[Task details]: From the entries below, copy every line where the string "content" appears.

[Provided entries]:
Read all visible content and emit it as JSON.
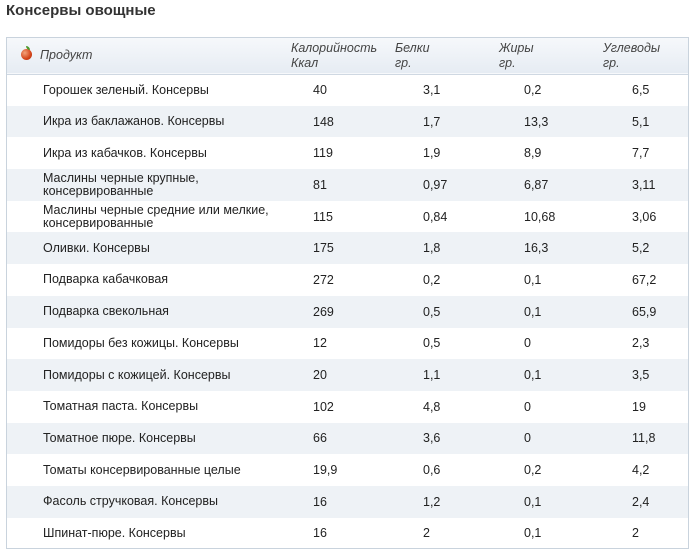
{
  "title": "Консервы овощные",
  "icons": {
    "header_icon": "apple-icon"
  },
  "header": {
    "product": "Продукт",
    "calories": "Калорийность",
    "calories_unit": "Ккал",
    "protein": "Белки",
    "protein_unit": "гр.",
    "fat": "Жиры",
    "fat_unit": "гр.",
    "carbs": "Углеводы",
    "carbs_unit": "гр."
  },
  "rows": [
    {
      "name": "Горошек зеленый. Консервы",
      "cal": "40",
      "prot": "3,1",
      "fat": "0,2",
      "carb": "6,5"
    },
    {
      "name": "Икра из баклажанов. Консервы",
      "cal": "148",
      "prot": "1,7",
      "fat": "13,3",
      "carb": "5,1"
    },
    {
      "name": "Икра из кабачков. Консервы",
      "cal": "119",
      "prot": "1,9",
      "fat": "8,9",
      "carb": "7,7"
    },
    {
      "name": "Маслины черные крупные, консервированные",
      "cal": "81",
      "prot": "0,97",
      "fat": "6,87",
      "carb": "3,11"
    },
    {
      "name": "Маслины черные средние или мелкие, консервированные",
      "cal": "115",
      "prot": "0,84",
      "fat": "10,68",
      "carb": "3,06"
    },
    {
      "name": "Оливки. Консервы",
      "cal": "175",
      "prot": "1,8",
      "fat": "16,3",
      "carb": "5,2"
    },
    {
      "name": "Подварка кабачковая",
      "cal": "272",
      "prot": "0,2",
      "fat": "0,1",
      "carb": "67,2"
    },
    {
      "name": "Подварка свекольная",
      "cal": "269",
      "prot": "0,5",
      "fat": "0,1",
      "carb": "65,9"
    },
    {
      "name": "Помидоры без кожицы. Консервы",
      "cal": "12",
      "prot": "0,5",
      "fat": "0",
      "carb": "2,3"
    },
    {
      "name": "Помидоры с кожицей. Консервы",
      "cal": "20",
      "prot": "1,1",
      "fat": "0,1",
      "carb": "3,5"
    },
    {
      "name": "Томатная паста. Консервы",
      "cal": "102",
      "prot": "4,8",
      "fat": "0",
      "carb": "19"
    },
    {
      "name": "Томатное пюре. Консервы",
      "cal": "66",
      "prot": "3,6",
      "fat": "0",
      "carb": "11,8"
    },
    {
      "name": "Томаты консервированные целые",
      "cal": "19,9",
      "prot": "0,6",
      "fat": "0,2",
      "carb": "4,2"
    },
    {
      "name": "Фасоль стручковая. Консервы",
      "cal": "16",
      "prot": "1,2",
      "fat": "0,1",
      "carb": "2,4"
    },
    {
      "name": "Шпинат-пюре. Консервы",
      "cal": "16",
      "prot": "2",
      "fat": "0,1",
      "carb": "2"
    }
  ]
}
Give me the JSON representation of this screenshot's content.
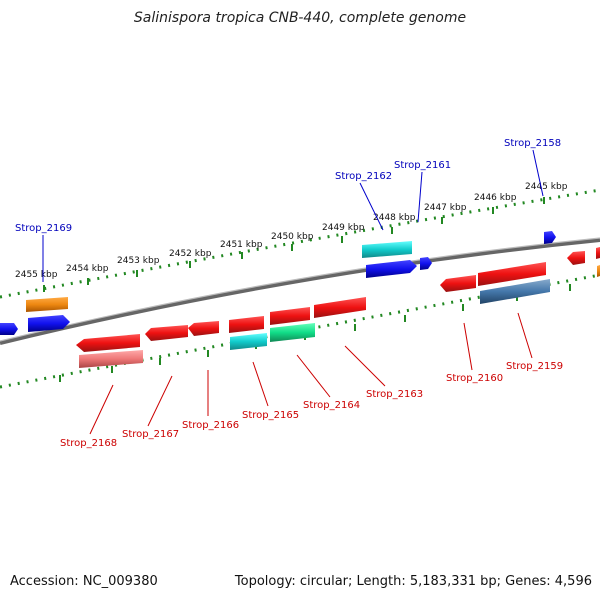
{
  "title": "Salinispora tropica CNB-440, complete genome",
  "footer": {
    "accession": "Accession: NC_009380",
    "summary": "Topology: circular; Length: 5,183,331 bp; Genes: 4,596"
  },
  "ruler_labels": [
    "2455 kbp",
    "2454 kbp",
    "2453 kbp",
    "2452 kbp",
    "2451 kbp",
    "2450 kbp",
    "2449 kbp",
    "2448 kbp",
    "2447 kbp",
    "2446 kbp",
    "2445 kbp"
  ],
  "gene_labels_top": [
    "Strop_2169",
    "Strop_2162",
    "Strop_2161",
    "Strop_2158"
  ],
  "gene_labels_bottom": [
    "Strop_2168",
    "Strop_2167",
    "Strop_2166",
    "Strop_2165",
    "Strop_2164",
    "Strop_2163",
    "Strop_2160",
    "Strop_2159"
  ],
  "colors": {
    "red": "#ee1111",
    "blue": "#1111ee",
    "cyan": "#11cccc",
    "orange": "#ee8811",
    "green": "#11dd88",
    "pink": "#ee7777",
    "steel": "#4477aa",
    "backbone": "#777777",
    "tick": "#228822"
  }
}
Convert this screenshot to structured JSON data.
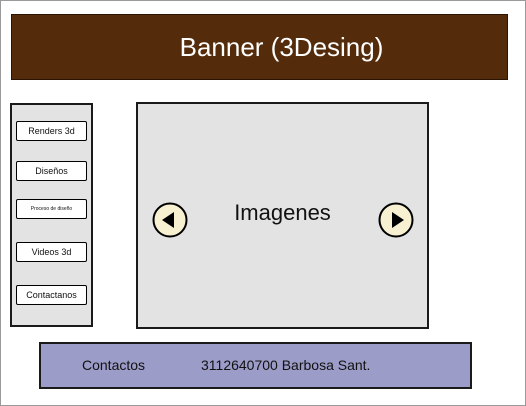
{
  "banner": {
    "title": "Banner (3Desing)"
  },
  "sidebar": {
    "items": [
      {
        "label": "Renders 3d"
      },
      {
        "label": "Diseños"
      },
      {
        "label": "Proceso de diseño"
      },
      {
        "label": "Videos 3d"
      },
      {
        "label": "Contactanos"
      }
    ]
  },
  "viewer": {
    "label": "Imagenes",
    "prev_icon": "arrow-left-circle-icon",
    "next_icon": "arrow-right-circle-icon"
  },
  "footer": {
    "label": "Contactos",
    "info": "3112640700 Barbosa Sant."
  },
  "colors": {
    "banner": "#542c0b",
    "panel": "#e3e3e3",
    "footer": "#9c9cc9",
    "arrow_fill": "#f7f1d2"
  }
}
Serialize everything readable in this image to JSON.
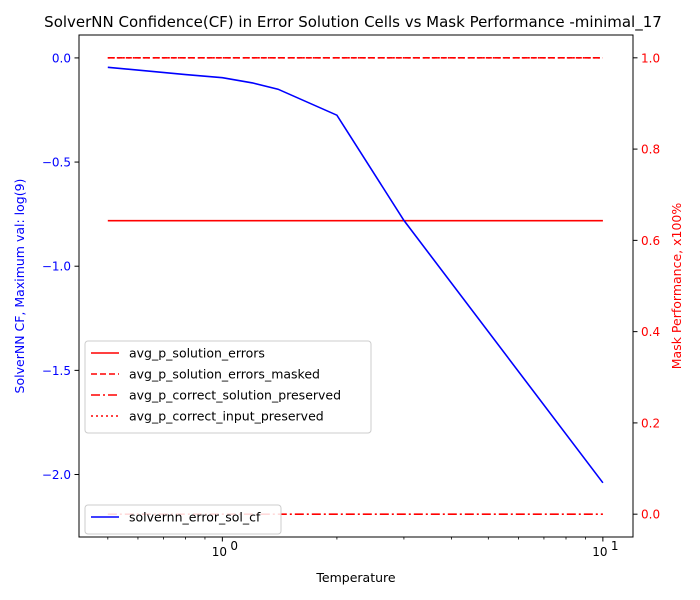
{
  "chart_data": {
    "type": "line",
    "title": "SolverNN Confidence(CF) in Error Solution Cells vs Mask Performance -minimal_17",
    "xlabel": "Temperature",
    "x_scale": "log",
    "x_ticks": [
      {
        "value": 1,
        "label": "10",
        "exp": "0"
      },
      {
        "value": 10,
        "label": "10",
        "exp": "1"
      }
    ],
    "x": [
      0.5,
      0.8,
      1.0,
      1.2,
      1.4,
      2.0,
      3.0,
      10.0
    ],
    "left_axis": {
      "label": "SolverNN CF, Maximum val: log(9)",
      "color": "#0000ff",
      "ylim": [
        -2.3,
        0.11
      ],
      "ticks": [
        0.0,
        -0.5,
        -1.0,
        -1.5,
        -2.0
      ],
      "tick_labels": [
        "0.0",
        "−0.5",
        "−1.0",
        "−1.5",
        "−2.0"
      ]
    },
    "right_axis": {
      "label": "Mask Performance, x100%",
      "color": "#ff0000",
      "ylim": [
        -0.05,
        1.05
      ],
      "ticks": [
        0.0,
        0.2,
        0.4,
        0.6,
        0.8,
        1.0
      ],
      "tick_labels": [
        "0.0",
        "0.2",
        "0.4",
        "0.6",
        "0.8",
        "1.0"
      ]
    },
    "series_right": [
      {
        "name": "avg_p_solution_errors",
        "color": "#ff0000",
        "dash": "solid",
        "values": [
          0.643,
          0.643,
          0.643,
          0.643,
          0.643,
          0.643,
          0.643,
          0.643
        ]
      },
      {
        "name": "avg_p_solution_errors_masked",
        "color": "#ff0000",
        "dash": "dashed",
        "values": [
          1.0,
          1.0,
          1.0,
          1.0,
          1.0,
          1.0,
          1.0,
          1.0
        ]
      },
      {
        "name": "avg_p_correct_solution_preserved",
        "color": "#ff0000",
        "dash": "dashdot",
        "values": [
          0.0,
          0.0,
          0.0,
          0.0,
          0.0,
          0.0,
          0.0,
          0.0
        ]
      },
      {
        "name": "avg_p_correct_input_preserved",
        "color": "#ff0000",
        "dash": "dotted",
        "values": [
          1.0,
          1.0,
          1.0,
          1.0,
          1.0,
          1.0,
          1.0,
          1.0
        ]
      }
    ],
    "series_left": [
      {
        "name": "solvernn_error_sol_cf",
        "color": "#0000ff",
        "dash": "solid",
        "values": [
          -0.045,
          -0.08,
          -0.095,
          -0.12,
          -0.15,
          -0.275,
          -0.78,
          -2.04
        ]
      }
    ],
    "legend_right_placement": "center-left",
    "legend_left_placement": "lower-left",
    "grid": false
  }
}
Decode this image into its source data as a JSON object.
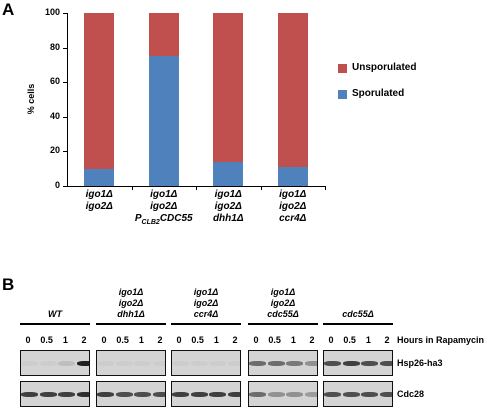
{
  "panel_a": {
    "letter": "A",
    "chart_data": {
      "type": "bar",
      "stacked": true,
      "ylabel": "% cells",
      "ylim": [
        0,
        100
      ],
      "yticks": [
        0,
        20,
        40,
        60,
        80,
        100
      ],
      "categories": [
        {
          "lines": [
            "igo1Δ",
            "igo2Δ"
          ]
        },
        {
          "lines": [
            "igo1Δ",
            "igo2Δ"
          ],
          "promoter_line": {
            "prefix": "P",
            "subscript": "CLB2",
            "suffix": "CDC55"
          }
        },
        {
          "lines": [
            "igo1Δ",
            "igo2Δ",
            "dhh1Δ"
          ]
        },
        {
          "lines": [
            "igo1Δ",
            "igo2Δ",
            "ccr4Δ"
          ]
        }
      ],
      "series": [
        {
          "name": "Sporulated",
          "color": "#4f81bd",
          "values": [
            10,
            75,
            14,
            11
          ]
        },
        {
          "name": "Unsporulated",
          "color": "#c0504d",
          "values": [
            90,
            25,
            86,
            89
          ]
        }
      ],
      "legend": {
        "position": "right",
        "items": [
          "Unsporulated",
          "Sporulated"
        ]
      }
    }
  },
  "panel_b": {
    "letter": "B",
    "groups": [
      {
        "label_lines": [
          "WT"
        ]
      },
      {
        "label_lines": [
          "igo1Δ",
          "igo2Δ",
          "dhh1Δ"
        ]
      },
      {
        "label_lines": [
          "igo1Δ",
          "igo2Δ",
          "ccr4Δ"
        ]
      },
      {
        "label_lines": [
          "igo1Δ",
          "igo2Δ",
          "cdc55Δ"
        ]
      },
      {
        "label_lines": [
          "cdc55Δ"
        ]
      }
    ],
    "timepoints": [
      "0",
      "0.5",
      "1",
      "2"
    ],
    "timepoints_label": "Hours in Rapamycin",
    "rows": [
      {
        "label": "Hsp26-ha3",
        "intensity": [
          [
            0.05,
            0.05,
            0.2,
            0.85
          ],
          [
            0.05,
            0.05,
            0.05,
            0.05
          ],
          [
            0.05,
            0.05,
            0.05,
            0.05
          ],
          [
            0.6,
            0.6,
            0.55,
            0.45
          ],
          [
            0.7,
            0.75,
            0.7,
            0.7
          ]
        ]
      },
      {
        "label": "Cdc28",
        "intensity": [
          [
            0.75,
            0.75,
            0.75,
            0.8
          ],
          [
            0.75,
            0.7,
            0.7,
            0.7
          ],
          [
            0.75,
            0.75,
            0.75,
            0.75
          ],
          [
            0.6,
            0.45,
            0.45,
            0.4
          ],
          [
            0.7,
            0.7,
            0.7,
            0.7
          ]
        ]
      }
    ]
  }
}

[Result below]:
Read all visible content and emit it as JSON.
Give me the JSON representation of this screenshot's content.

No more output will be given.